■ Tasks to carry out ■
**1)** In the text on Japanese dialects, whose speech served as the model for hyōjun-go?
**2)** From the text on Japanese dialects, write out the passage that opens with the words containing "The dialects (方言, hōgen)" and closes with "to as such.".

■ Text block ■
## Begin

The dialects (方言, hōgen) of the Japanese language fall into two primary clades, Eastern (including modern capital Tokyo) and Western (including old capital Kyoto), with the dialects of Kyushu and Hachijō Island often distinguished as additional branches, the latter perhaps the most divergent of all.[1] The Ryukyuan languages of Okinawa Prefecture and the southern islands of Kagoshima Prefecture form a separate branch of the Japonic family, and are not Japanese dialects, although they are sometimes referred to as such.

Japanese
Geographic
distribution
Japan
Linguistic classificationJaponic
  • Japanese
Subdivisions
Language codes
Glottologjapa1256  (Japanesic)
nucl1643
Map of Japanese dialects (north of the heavy grey line)

The setting of Japan with its numerous islands and mountains has the ideal setting for developing many dialects.[2]

History

edit

Regional variants of Japanese have been confirmed since the Old Japanese era. The Man'yōshū, the oldest existing collection of Japanese poetry, includes poems written in dialects of the capital (Nara) and eastern Japan, but other dialects were not recorded. The compiler included azuma uta ("eastern songs") that show that eastern dialect traits were distinct from the western dialect of Nara.[2] It is not clear if the capital of Nara entertained the idea of a standard dialect, however, they had an understanding which dialect should be regarded as the standard one, the dialect of the capital.[2]

The recorded features of eastern dialects were rarely inherited by modern dialects, except for a few language islands such as Hachijo Island. In the Early Middle Japanese era, there were only vague records such as "rural dialects are crude". However, since the Late Middle Japanese era, features of regional dialects had been recorded in some books, for example Arte da Lingoa de Iapam, and the recorded features were fairly similar to modern dialects. In these works, recorded by the Christian missionaries in Japan, they regard the true colloquial Japanese as the one used by the court nobles in Kyōto. Other indications for the Kyōto dialect to be considered the standard dialect at that time are glossaries of local dialects that list the Kyōto equivalent for local expressions.[2]

The variety of Japanese dialects developed markedly during the Early Modern Japanese era (Edo period) because many feudal lords restricted the movement of people to and from other fiefs. Some isoglosses agree with old borders of han, especially in Tohoku and Kyushu. Nevertheless, even with the political capital being moved to Edo (i.e. Tōkyō) the status of the Kyōto dialect was not threatened immediately as it was still the cultural and economic center that dominated Japan. This dominance waned as Edo began to assert more political and economic force and made investments in its cultural development. At the end of the eighteen century the Japanese that was spoken in Edo was regarded as standard as all glossaries from this period use the Edo dialect for local expressions.[3]

In the Meiji period the Tōkyō dialect was assuming the role of a standard dialect that was used between different regions to communicate with each other. The Meiji government set policies in place to spread the concept of 標準語 (hyōjun-go, "standard language"). One of the main goals was to be an equal to the western world and the unification of the language was a part to achieve this. For the hyōjun-go the speech of the Tōkyō middle class served as a model. The Ministry of Education at this time made text books in the new standard language and fostered an inferiority complex in the minds of those who spoke in dialects besides the Tōkyō dialect. One example is a student who was forced to wear a "dialect tag" around the neck.[3] From the 1940s to the 1960s, the period of Shōwa nationalism and the post-war economic miracle, the push for the replacement of regional varieties with Standard Japanese reached its peak.

## End

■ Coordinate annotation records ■
## Begin

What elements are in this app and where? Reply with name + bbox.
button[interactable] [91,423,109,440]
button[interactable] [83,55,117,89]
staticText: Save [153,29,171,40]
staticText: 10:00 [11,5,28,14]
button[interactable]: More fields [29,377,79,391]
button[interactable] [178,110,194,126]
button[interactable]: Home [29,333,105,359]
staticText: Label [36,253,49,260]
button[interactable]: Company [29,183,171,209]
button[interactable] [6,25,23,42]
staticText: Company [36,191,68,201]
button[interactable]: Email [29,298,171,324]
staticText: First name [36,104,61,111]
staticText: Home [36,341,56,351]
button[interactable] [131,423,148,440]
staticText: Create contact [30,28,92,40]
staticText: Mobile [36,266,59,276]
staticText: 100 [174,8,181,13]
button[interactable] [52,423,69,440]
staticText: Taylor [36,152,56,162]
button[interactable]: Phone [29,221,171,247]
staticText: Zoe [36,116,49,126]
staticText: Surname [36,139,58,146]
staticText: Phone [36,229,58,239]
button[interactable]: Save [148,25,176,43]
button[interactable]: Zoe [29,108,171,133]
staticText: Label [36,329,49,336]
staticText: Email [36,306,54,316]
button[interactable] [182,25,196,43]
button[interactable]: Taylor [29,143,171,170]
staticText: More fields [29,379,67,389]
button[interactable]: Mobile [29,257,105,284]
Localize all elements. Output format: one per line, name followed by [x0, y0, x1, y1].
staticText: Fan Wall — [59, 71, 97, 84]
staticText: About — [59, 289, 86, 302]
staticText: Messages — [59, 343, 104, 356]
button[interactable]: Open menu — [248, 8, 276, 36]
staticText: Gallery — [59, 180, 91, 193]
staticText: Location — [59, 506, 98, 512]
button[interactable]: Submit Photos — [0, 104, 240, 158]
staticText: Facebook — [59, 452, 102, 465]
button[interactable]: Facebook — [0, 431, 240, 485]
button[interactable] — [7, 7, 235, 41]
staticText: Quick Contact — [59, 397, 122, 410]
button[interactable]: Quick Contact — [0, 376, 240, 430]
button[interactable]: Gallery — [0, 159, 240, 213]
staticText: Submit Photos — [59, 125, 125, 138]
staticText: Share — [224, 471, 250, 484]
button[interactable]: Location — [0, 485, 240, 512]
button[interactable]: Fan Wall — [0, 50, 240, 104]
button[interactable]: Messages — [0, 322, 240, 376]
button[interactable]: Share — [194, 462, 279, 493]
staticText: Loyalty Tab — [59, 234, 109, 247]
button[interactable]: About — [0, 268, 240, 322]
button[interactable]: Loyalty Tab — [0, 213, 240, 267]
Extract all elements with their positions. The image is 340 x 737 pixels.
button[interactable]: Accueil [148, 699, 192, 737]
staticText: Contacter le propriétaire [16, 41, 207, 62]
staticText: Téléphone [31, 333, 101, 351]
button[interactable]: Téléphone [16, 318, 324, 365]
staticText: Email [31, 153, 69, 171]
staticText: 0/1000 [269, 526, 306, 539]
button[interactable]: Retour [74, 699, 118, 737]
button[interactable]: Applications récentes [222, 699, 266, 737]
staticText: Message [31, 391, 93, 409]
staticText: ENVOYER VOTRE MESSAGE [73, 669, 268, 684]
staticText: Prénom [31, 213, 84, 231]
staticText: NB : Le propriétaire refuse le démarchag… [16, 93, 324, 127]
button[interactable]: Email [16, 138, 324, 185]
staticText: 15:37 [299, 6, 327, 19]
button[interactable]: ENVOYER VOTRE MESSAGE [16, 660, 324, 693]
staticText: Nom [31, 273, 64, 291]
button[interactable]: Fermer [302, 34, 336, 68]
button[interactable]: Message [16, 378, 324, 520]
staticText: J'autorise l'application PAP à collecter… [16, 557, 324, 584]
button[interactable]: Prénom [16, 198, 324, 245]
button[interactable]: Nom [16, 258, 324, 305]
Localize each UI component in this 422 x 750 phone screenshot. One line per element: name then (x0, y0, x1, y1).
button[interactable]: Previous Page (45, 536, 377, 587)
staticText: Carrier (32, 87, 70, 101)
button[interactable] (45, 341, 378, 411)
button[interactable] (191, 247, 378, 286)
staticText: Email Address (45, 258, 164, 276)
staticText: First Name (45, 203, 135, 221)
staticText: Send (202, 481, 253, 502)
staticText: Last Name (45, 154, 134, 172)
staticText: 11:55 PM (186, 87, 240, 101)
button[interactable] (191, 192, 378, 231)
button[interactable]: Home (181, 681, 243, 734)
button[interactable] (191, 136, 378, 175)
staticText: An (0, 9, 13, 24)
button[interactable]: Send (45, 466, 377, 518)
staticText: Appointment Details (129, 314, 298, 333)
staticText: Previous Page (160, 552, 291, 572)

## End

■ Expected answers ■
**1)** The speech of the Tōkyō middle class.

**2)**
The dialects (方言, hōgen) of the Japanese language fall into two primary clades, Eastern (including modern capital Tokyo) and Western (including old capital Kyoto), with the dialects of Kyushu and Hachijō Island often distinguished as additional branches, the latter perhaps the most divergent of all.[1] The Ryukyuan languages of Okinawa Prefecture and the southern islands of Kagoshima Prefecture form a separate branch of the Japonic family, and are not Japanese dialects, although they are sometimes referred to as such.